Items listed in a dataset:
— Start —
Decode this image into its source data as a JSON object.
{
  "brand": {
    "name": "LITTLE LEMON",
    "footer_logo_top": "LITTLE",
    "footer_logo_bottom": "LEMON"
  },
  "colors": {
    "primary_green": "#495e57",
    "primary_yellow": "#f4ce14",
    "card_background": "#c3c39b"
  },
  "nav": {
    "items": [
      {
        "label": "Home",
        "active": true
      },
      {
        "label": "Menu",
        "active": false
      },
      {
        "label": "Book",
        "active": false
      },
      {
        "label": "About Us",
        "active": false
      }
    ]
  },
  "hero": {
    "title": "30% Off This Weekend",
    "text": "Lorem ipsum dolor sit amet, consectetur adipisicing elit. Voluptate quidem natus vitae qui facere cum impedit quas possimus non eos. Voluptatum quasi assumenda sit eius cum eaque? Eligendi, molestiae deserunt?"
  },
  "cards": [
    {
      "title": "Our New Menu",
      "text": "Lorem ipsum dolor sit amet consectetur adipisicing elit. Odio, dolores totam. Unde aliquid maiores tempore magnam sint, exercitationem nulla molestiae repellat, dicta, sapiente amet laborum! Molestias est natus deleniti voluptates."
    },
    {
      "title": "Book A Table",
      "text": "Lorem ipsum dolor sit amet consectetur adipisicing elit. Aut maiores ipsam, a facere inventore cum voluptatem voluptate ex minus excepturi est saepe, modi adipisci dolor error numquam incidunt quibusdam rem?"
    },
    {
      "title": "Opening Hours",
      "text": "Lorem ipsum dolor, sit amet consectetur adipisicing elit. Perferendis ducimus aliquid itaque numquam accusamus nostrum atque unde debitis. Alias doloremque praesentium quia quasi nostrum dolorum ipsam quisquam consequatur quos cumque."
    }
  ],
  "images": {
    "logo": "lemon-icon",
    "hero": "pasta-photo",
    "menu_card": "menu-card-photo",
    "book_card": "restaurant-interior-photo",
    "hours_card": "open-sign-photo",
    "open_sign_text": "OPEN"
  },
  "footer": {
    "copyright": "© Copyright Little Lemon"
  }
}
— End —
◆ WHAT YOU HAVE TO DO: Transcribe all of the lines in the records precisely.

◆ SOLUTION FOR THIS EXERCISE:
Decode this image into its source data as a JSON object.
{
  "brand": {
    "name": "LITTLE LEMON",
    "footer_logo_top": "LITTLE",
    "footer_logo_bottom": "LEMON"
  },
  "colors": {
    "primary_green": "#495e57",
    "primary_yellow": "#f4ce14",
    "card_background": "#c3c39b"
  },
  "nav": {
    "items": [
      {
        "label": "Home",
        "active": true
      },
      {
        "label": "Menu",
        "active": false
      },
      {
        "label": "Book",
        "active": false
      },
      {
        "label": "About Us",
        "active": false
      }
    ]
  },
  "hero": {
    "title": "30% Off This Weekend",
    "text": "Lorem ipsum dolor sit amet, consectetur adipisicing elit. Voluptate quidem natus vitae qui facere cum impedit quas possimus non eos. Voluptatum quasi assumenda sit eius cum eaque? Eligendi, molestiae deserunt?"
  },
  "cards": [
    {
      "title": "Our New Menu",
      "text": "Lorem ipsum dolor sit amet consectetur adipisicing elit. Odio, dolores totam. Unde aliquid maiores tempore magnam sint, exercitationem nulla molestiae repellat, dicta, sapiente amet laborum! Molestias est natus deleniti voluptates."
    },
    {
      "title": "Book A Table",
      "text": "Lorem ipsum dolor sit amet consectetur adipisicing elit. Aut maiores ipsam, a facere inventore cum voluptatem voluptate ex minus excepturi est saepe, modi adipisci dolor error numquam incidunt quibusdam rem?"
    },
    {
      "title": "Opening Hours",
      "text": "Lorem ipsum dolor, sit amet consectetur adipisicing elit. Perferendis ducimus aliquid itaque numquam accusamus nostrum atque unde debitis. Alias doloremque praesentium quia quasi nostrum dolorum ipsam quisquam consequatur quos cumque."
    }
  ],
  "images": {
    "logo": "lemon-icon",
    "hero": "pasta-photo",
    "menu_card": "menu-card-photo",
    "book_card": "restaurant-interior-photo",
    "hours_card": "open-sign-photo",
    "open_sign_text": "OPEN"
  },
  "footer": {
    "copyright": "© Copyright Little Lemon"
  }
}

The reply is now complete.